-- start Record excerpts --

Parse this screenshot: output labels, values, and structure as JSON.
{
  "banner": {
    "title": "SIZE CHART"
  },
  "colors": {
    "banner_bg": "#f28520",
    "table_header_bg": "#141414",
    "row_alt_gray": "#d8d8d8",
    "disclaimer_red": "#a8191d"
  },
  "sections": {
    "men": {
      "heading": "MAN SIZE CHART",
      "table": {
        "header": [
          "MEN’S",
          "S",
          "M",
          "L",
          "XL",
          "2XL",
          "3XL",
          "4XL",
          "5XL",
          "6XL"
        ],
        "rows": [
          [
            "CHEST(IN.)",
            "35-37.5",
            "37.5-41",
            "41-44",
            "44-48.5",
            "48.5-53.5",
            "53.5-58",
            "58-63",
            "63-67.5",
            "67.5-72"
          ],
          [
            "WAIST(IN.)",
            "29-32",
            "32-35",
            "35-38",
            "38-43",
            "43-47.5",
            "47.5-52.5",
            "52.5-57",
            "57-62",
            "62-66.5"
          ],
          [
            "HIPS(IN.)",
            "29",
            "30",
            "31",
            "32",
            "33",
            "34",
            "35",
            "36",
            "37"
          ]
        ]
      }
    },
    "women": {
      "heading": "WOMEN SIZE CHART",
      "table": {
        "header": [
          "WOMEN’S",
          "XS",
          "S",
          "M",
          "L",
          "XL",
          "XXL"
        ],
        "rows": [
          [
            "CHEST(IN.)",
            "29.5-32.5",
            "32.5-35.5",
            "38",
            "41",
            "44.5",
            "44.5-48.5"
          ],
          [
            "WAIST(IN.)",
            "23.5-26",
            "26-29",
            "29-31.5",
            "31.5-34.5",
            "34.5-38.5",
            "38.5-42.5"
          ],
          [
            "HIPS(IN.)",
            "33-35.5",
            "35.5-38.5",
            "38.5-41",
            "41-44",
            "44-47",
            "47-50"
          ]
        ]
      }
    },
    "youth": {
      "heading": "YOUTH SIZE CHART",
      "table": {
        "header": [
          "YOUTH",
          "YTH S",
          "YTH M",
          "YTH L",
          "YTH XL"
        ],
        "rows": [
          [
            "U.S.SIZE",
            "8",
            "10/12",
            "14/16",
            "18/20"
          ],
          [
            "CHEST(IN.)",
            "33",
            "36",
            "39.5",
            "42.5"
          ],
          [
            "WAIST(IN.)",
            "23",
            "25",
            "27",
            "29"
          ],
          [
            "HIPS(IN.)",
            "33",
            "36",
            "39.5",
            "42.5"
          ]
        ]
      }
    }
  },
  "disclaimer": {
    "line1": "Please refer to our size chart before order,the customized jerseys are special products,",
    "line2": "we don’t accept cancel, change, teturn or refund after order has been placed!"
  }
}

-- end Record excerpts --

Say how many lines of the data hold the string "heading". Reply with the number alone.

3